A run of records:
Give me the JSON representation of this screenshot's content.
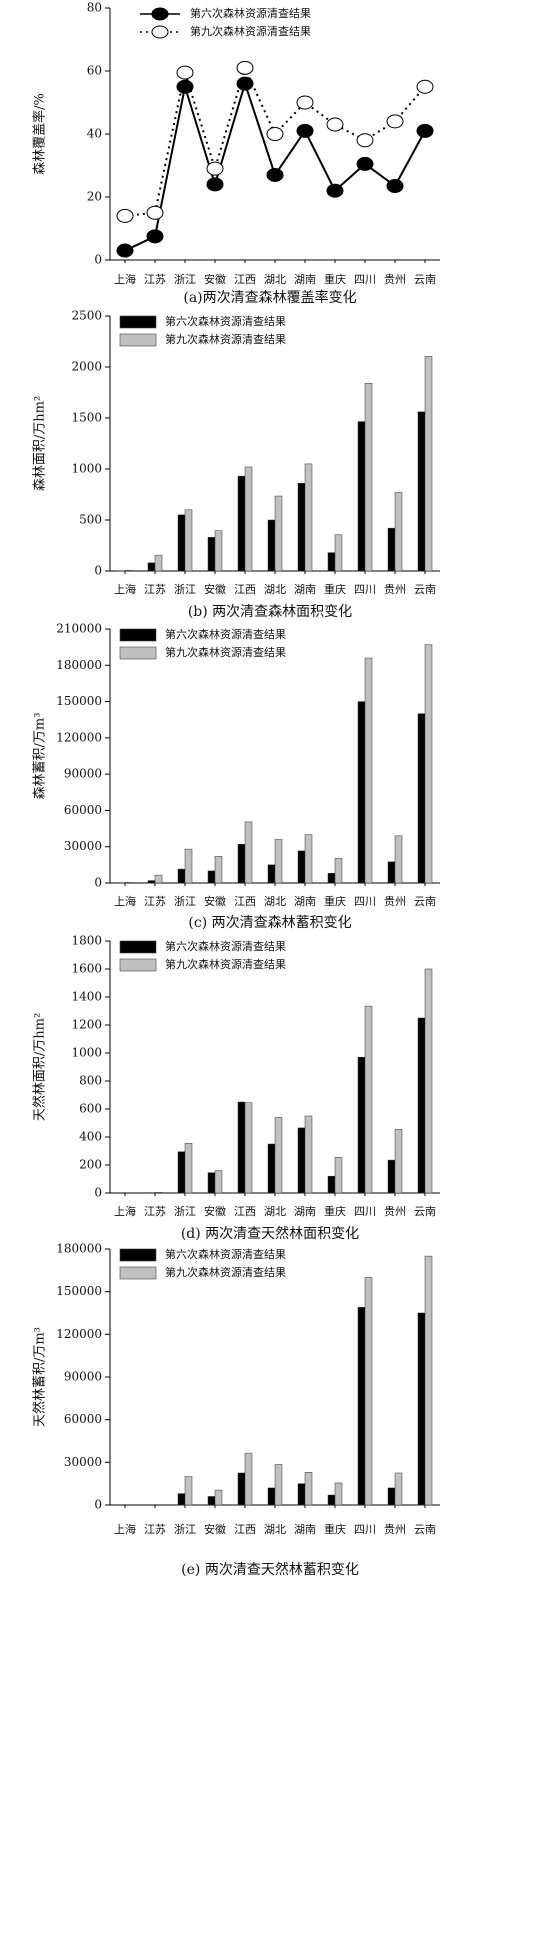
{
  "chart_data": [
    {
      "type": "line",
      "y_label": "森林覆盖率/%",
      "caption": "(a)两次清查森林覆盖率变化",
      "categories": [
        "上海",
        "江苏",
        "浙江",
        "安徽",
        "江西",
        "湖北",
        "湖南",
        "重庆",
        "四川",
        "贵州",
        "云南"
      ],
      "series": [
        {
          "name": "第六次森林资源清查结果",
          "color": "#000000",
          "line_style": "solid",
          "marker": "filled",
          "values": [
            3,
            7.5,
            55,
            24,
            56,
            27,
            41,
            22,
            30.5,
            23.5,
            41
          ]
        },
        {
          "name": "第九次森林资源清查结果",
          "color": "#000000",
          "line_style": "dotted",
          "marker": "open",
          "values": [
            14,
            15,
            59.5,
            29,
            61,
            40,
            50,
            43,
            38,
            44,
            55
          ]
        }
      ],
      "ylim": [
        0,
        80
      ],
      "yticks": [
        0,
        20,
        40,
        60,
        80
      ],
      "legend": "upper center"
    },
    {
      "type": "bar",
      "y_label": "森林面积/万hm²",
      "caption": "(b) 两次清查森林面积变化",
      "categories": [
        "上海",
        "江苏",
        "浙江",
        "安徽",
        "江西",
        "湖北",
        "湖南",
        "重庆",
        "四川",
        "贵州",
        "云南"
      ],
      "series": [
        {
          "name": "第六次森林资源清查结果",
          "color": "#000000",
          "values": [
            2,
            80,
            550,
            330,
            930,
            500,
            860,
            180,
            1465,
            420,
            1560
          ]
        },
        {
          "name": "第九次森林资源清查结果",
          "color": "#c0c0c0",
          "values": [
            8,
            155,
            600,
            395,
            1020,
            735,
            1050,
            355,
            1840,
            770,
            2105
          ]
        }
      ],
      "ylim": [
        0,
        2500
      ],
      "yticks": [
        0,
        500,
        1000,
        1500,
        2000,
        2500
      ],
      "legend": "upper left"
    },
    {
      "type": "bar",
      "y_label": "森林蓄积/万m³",
      "caption": "(c) 两次清查森林蓄积变化",
      "categories": [
        "上海",
        "江苏",
        "浙江",
        "安徽",
        "江西",
        "湖北",
        "湖南",
        "重庆",
        "四川",
        "贵州",
        "云南"
      ],
      "series": [
        {
          "name": "第六次森林资源清查结果",
          "color": "#000000",
          "values": [
            300,
            2000,
            11500,
            10000,
            32000,
            15000,
            26500,
            8000,
            150000,
            17500,
            140000
          ]
        },
        {
          "name": "第九次森林资源清查结果",
          "color": "#c0c0c0",
          "values": [
            600,
            6500,
            28000,
            22000,
            50500,
            36000,
            40000,
            20500,
            186000,
            39000,
            197000
          ]
        }
      ],
      "ylim": [
        0,
        210000
      ],
      "yticks": [
        0,
        30000,
        60000,
        90000,
        120000,
        150000,
        180000,
        210000
      ],
      "legend": "upper left"
    },
    {
      "type": "bar",
      "y_label": "天然林面积/万hm²",
      "caption": "(d) 两次清查天然林面积变化",
      "categories": [
        "上海",
        "江苏",
        "浙江",
        "安徽",
        "江西",
        "湖北",
        "湖南",
        "重庆",
        "四川",
        "贵州",
        "云南"
      ],
      "series": [
        {
          "name": "第六次森林资源清查结果",
          "color": "#000000",
          "values": [
            0,
            3,
            295,
            145,
            650,
            350,
            465,
            120,
            970,
            235,
            1250
          ]
        },
        {
          "name": "第九次森林资源清查结果",
          "color": "#c0c0c0",
          "values": [
            0,
            5,
            355,
            160,
            645,
            540,
            550,
            255,
            1335,
            455,
            1600
          ]
        }
      ],
      "ylim": [
        0,
        1800
      ],
      "yticks": [
        0,
        200,
        400,
        600,
        800,
        1000,
        1200,
        1400,
        1600,
        1800
      ],
      "legend": "upper left"
    },
    {
      "type": "bar",
      "y_label": "天然林蓄积/万m³",
      "caption": "(e) 两次清查天然林蓄积变化",
      "categories": [
        "上海",
        "江苏",
        "浙江",
        "安徽",
        "江西",
        "湖北",
        "湖南",
        "重庆",
        "四川",
        "贵州",
        "云南"
      ],
      "series": [
        {
          "name": "第六次森林资源清查结果",
          "color": "#000000",
          "values": [
            0,
            0,
            8000,
            6000,
            22500,
            12000,
            15000,
            7000,
            139000,
            12000,
            135000
          ]
        },
        {
          "name": "第九次森林资源清查结果",
          "color": "#c0c0c0",
          "values": [
            0,
            0,
            20000,
            10500,
            36500,
            28500,
            23000,
            15500,
            160000,
            22500,
            175000
          ]
        }
      ],
      "ylim": [
        0,
        180000
      ],
      "yticks": [
        0,
        30000,
        60000,
        90000,
        120000,
        150000,
        180000
      ],
      "legend": "upper left"
    }
  ]
}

EXERCISE BRIEF: Write the listing above out again exactly, dropping each image.

TASK OUTPUT:
Give me the JSON representation of this screenshot's content.
{
  "chart_data": [
    {
      "type": "line",
      "y_label": "森林覆盖率/%",
      "caption": "(a)两次清查森林覆盖率变化",
      "categories": [
        "上海",
        "江苏",
        "浙江",
        "安徽",
        "江西",
        "湖北",
        "湖南",
        "重庆",
        "四川",
        "贵州",
        "云南"
      ],
      "series": [
        {
          "name": "第六次森林资源清查结果",
          "color": "#000000",
          "line_style": "solid",
          "marker": "filled",
          "values": [
            3,
            7.5,
            55,
            24,
            56,
            27,
            41,
            22,
            30.5,
            23.5,
            41
          ]
        },
        {
          "name": "第九次森林资源清查结果",
          "color": "#000000",
          "line_style": "dotted",
          "marker": "open",
          "values": [
            14,
            15,
            59.5,
            29,
            61,
            40,
            50,
            43,
            38,
            44,
            55
          ]
        }
      ],
      "ylim": [
        0,
        80
      ],
      "yticks": [
        0,
        20,
        40,
        60,
        80
      ],
      "legend": "upper center"
    },
    {
      "type": "bar",
      "y_label": "森林面积/万hm²",
      "caption": "(b) 两次清查森林面积变化",
      "categories": [
        "上海",
        "江苏",
        "浙江",
        "安徽",
        "江西",
        "湖北",
        "湖南",
        "重庆",
        "四川",
        "贵州",
        "云南"
      ],
      "series": [
        {
          "name": "第六次森林资源清查结果",
          "color": "#000000",
          "values": [
            2,
            80,
            550,
            330,
            930,
            500,
            860,
            180,
            1465,
            420,
            1560
          ]
        },
        {
          "name": "第九次森林资源清查结果",
          "color": "#c0c0c0",
          "values": [
            8,
            155,
            600,
            395,
            1020,
            735,
            1050,
            355,
            1840,
            770,
            2105
          ]
        }
      ],
      "ylim": [
        0,
        2500
      ],
      "yticks": [
        0,
        500,
        1000,
        1500,
        2000,
        2500
      ],
      "legend": "upper left"
    },
    {
      "type": "bar",
      "y_label": "森林蓄积/万m³",
      "caption": "(c) 两次清查森林蓄积变化",
      "categories": [
        "上海",
        "江苏",
        "浙江",
        "安徽",
        "江西",
        "湖北",
        "湖南",
        "重庆",
        "四川",
        "贵州",
        "云南"
      ],
      "series": [
        {
          "name": "第六次森林资源清查结果",
          "color": "#000000",
          "values": [
            300,
            2000,
            11500,
            10000,
            32000,
            15000,
            26500,
            8000,
            150000,
            17500,
            140000
          ]
        },
        {
          "name": "第九次森林资源清查结果",
          "color": "#c0c0c0",
          "values": [
            600,
            6500,
            28000,
            22000,
            50500,
            36000,
            40000,
            20500,
            186000,
            39000,
            197000
          ]
        }
      ],
      "ylim": [
        0,
        210000
      ],
      "yticks": [
        0,
        30000,
        60000,
        90000,
        120000,
        150000,
        180000,
        210000
      ],
      "legend": "upper left"
    },
    {
      "type": "bar",
      "y_label": "天然林面积/万hm²",
      "caption": "(d) 两次清查天然林面积变化",
      "categories": [
        "上海",
        "江苏",
        "浙江",
        "安徽",
        "江西",
        "湖北",
        "湖南",
        "重庆",
        "四川",
        "贵州",
        "云南"
      ],
      "series": [
        {
          "name": "第六次森林资源清查结果",
          "color": "#000000",
          "values": [
            0,
            3,
            295,
            145,
            650,
            350,
            465,
            120,
            970,
            235,
            1250
          ]
        },
        {
          "name": "第九次森林资源清查结果",
          "color": "#c0c0c0",
          "values": [
            0,
            5,
            355,
            160,
            645,
            540,
            550,
            255,
            1335,
            455,
            1600
          ]
        }
      ],
      "ylim": [
        0,
        1800
      ],
      "yticks": [
        0,
        200,
        400,
        600,
        800,
        1000,
        1200,
        1400,
        1600,
        1800
      ],
      "legend": "upper left"
    },
    {
      "type": "bar",
      "y_label": "天然林蓄积/万m³",
      "caption": "(e) 两次清查天然林蓄积变化",
      "categories": [
        "上海",
        "江苏",
        "浙江",
        "安徽",
        "江西",
        "湖北",
        "湖南",
        "重庆",
        "四川",
        "贵州",
        "云南"
      ],
      "series": [
        {
          "name": "第六次森林资源清查结果",
          "color": "#000000",
          "values": [
            0,
            0,
            8000,
            6000,
            22500,
            12000,
            15000,
            7000,
            139000,
            12000,
            135000
          ]
        },
        {
          "name": "第九次森林资源清查结果",
          "color": "#c0c0c0",
          "values": [
            0,
            0,
            20000,
            10500,
            36500,
            28500,
            23000,
            15500,
            160000,
            22500,
            175000
          ]
        }
      ],
      "ylim": [
        0,
        180000
      ],
      "yticks": [
        0,
        30000,
        60000,
        90000,
        120000,
        150000,
        180000
      ],
      "legend": "upper left"
    }
  ]
}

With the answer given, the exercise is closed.